Your task: Return every line below in which "Internet" appears.

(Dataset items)
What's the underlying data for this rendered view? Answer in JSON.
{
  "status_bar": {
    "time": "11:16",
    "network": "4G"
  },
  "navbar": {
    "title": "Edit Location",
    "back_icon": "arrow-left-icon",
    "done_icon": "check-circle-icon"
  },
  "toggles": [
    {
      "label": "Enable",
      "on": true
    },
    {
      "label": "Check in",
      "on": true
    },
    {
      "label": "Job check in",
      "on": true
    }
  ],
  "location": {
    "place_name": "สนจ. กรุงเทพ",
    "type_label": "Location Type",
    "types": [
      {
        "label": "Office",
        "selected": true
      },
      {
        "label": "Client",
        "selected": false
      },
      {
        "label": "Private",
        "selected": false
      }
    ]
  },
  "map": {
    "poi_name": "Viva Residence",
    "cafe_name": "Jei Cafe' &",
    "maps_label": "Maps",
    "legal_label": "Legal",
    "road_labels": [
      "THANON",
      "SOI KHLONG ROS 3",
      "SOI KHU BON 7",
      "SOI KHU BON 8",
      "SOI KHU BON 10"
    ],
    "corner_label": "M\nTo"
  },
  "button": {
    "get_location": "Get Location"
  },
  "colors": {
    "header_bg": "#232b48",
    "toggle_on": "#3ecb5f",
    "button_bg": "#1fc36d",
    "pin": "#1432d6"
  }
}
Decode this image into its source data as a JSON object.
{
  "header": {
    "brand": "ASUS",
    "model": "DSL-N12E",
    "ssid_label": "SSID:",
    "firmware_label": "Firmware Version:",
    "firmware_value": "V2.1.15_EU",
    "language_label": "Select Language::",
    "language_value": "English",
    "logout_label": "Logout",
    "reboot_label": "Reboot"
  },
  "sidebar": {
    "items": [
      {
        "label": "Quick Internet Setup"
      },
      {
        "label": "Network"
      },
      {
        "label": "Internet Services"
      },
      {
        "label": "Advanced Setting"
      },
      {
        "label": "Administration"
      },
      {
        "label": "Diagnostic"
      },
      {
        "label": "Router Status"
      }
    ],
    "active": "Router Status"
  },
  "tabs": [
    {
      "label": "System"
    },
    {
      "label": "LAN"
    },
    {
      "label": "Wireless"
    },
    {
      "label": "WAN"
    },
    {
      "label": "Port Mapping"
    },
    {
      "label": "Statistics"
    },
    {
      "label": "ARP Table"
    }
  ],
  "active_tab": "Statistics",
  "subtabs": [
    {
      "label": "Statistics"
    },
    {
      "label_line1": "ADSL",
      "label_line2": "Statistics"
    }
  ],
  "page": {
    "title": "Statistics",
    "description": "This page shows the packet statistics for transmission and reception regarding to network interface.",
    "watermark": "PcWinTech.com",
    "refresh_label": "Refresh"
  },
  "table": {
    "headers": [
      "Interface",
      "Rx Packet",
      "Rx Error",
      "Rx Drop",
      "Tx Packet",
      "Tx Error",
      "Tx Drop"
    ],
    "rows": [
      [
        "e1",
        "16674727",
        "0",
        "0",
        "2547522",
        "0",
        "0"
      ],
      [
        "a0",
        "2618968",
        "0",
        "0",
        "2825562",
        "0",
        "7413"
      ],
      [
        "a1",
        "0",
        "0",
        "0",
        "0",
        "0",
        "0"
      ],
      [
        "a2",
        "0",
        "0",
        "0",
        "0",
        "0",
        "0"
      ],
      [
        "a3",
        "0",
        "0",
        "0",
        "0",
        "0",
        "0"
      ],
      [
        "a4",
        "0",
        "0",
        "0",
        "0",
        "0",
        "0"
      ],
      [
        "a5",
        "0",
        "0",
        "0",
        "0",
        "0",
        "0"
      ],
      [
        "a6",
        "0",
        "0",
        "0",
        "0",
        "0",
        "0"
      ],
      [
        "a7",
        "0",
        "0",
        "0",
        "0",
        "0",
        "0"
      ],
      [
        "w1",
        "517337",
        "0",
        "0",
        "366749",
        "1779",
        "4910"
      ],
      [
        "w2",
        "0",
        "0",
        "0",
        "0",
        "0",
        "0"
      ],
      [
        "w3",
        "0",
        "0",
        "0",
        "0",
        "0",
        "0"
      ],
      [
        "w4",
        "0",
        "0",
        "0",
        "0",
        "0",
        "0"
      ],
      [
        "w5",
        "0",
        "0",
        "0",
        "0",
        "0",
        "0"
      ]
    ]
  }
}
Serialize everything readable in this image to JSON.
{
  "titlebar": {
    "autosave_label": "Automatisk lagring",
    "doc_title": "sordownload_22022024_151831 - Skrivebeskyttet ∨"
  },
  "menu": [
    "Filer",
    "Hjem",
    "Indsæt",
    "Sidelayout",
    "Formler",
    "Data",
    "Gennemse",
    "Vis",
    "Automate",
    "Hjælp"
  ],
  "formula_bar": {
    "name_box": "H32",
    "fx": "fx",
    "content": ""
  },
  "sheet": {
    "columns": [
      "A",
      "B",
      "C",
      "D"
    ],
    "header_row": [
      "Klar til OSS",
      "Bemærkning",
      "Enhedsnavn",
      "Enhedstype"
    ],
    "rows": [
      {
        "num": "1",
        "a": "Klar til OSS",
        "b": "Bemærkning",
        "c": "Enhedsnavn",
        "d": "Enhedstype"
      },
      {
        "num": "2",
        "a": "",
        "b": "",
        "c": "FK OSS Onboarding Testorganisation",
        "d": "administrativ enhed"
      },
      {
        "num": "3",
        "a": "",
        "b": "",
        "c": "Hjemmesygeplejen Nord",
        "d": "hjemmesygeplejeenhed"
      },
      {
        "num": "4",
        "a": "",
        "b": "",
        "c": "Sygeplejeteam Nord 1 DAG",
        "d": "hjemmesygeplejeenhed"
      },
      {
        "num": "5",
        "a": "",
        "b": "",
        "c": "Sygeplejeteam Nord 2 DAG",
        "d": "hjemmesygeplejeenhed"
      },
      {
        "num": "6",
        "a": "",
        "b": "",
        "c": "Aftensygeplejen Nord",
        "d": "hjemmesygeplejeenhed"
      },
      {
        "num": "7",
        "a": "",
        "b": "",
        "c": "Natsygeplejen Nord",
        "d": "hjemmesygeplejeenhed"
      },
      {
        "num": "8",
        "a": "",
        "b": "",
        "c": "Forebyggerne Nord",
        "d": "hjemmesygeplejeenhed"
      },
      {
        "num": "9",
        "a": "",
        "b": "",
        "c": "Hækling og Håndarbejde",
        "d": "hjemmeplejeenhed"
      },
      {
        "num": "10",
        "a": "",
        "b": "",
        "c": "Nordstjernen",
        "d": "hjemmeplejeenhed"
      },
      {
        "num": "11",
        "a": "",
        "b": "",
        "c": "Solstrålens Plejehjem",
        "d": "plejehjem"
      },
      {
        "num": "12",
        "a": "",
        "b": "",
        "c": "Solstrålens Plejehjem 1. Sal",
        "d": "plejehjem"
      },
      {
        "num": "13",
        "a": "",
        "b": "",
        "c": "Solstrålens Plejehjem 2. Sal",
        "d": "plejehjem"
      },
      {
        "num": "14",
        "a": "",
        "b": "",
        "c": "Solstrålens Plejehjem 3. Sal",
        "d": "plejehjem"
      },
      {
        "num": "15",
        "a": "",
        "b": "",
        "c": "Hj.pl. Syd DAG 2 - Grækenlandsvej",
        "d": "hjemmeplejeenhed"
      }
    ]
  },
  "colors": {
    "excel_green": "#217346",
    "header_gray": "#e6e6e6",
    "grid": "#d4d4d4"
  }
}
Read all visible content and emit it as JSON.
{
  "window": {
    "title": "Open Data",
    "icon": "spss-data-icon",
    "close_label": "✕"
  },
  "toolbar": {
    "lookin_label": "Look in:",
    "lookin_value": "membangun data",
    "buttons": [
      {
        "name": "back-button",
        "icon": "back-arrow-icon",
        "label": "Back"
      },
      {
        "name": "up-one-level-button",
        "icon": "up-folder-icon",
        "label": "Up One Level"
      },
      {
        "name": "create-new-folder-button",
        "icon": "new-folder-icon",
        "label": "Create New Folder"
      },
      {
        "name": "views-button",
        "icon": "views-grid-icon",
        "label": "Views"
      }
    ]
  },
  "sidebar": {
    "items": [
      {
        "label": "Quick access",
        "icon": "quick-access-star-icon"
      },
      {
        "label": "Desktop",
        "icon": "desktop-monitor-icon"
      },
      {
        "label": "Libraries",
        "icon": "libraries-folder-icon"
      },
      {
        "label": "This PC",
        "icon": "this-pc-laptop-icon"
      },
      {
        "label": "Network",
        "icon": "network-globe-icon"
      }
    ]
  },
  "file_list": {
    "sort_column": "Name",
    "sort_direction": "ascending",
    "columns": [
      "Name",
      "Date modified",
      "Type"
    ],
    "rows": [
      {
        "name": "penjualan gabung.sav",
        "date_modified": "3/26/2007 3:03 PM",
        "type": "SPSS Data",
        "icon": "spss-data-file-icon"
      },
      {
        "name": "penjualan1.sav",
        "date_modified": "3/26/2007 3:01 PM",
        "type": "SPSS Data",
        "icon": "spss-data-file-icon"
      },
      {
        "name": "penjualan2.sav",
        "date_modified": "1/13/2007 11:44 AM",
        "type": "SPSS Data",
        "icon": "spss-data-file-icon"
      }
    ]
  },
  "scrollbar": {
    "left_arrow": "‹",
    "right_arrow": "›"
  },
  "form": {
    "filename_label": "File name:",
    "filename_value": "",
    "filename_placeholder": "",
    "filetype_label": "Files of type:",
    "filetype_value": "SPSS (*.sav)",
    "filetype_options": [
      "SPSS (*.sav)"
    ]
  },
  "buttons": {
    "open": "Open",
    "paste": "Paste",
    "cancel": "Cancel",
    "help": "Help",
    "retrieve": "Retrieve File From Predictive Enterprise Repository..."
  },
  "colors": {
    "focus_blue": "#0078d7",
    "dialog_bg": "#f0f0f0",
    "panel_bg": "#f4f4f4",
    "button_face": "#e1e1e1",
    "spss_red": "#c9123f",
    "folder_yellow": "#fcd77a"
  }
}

Completed task:
        "label": "Quick Internet Setup"
        "label": "Internet Services"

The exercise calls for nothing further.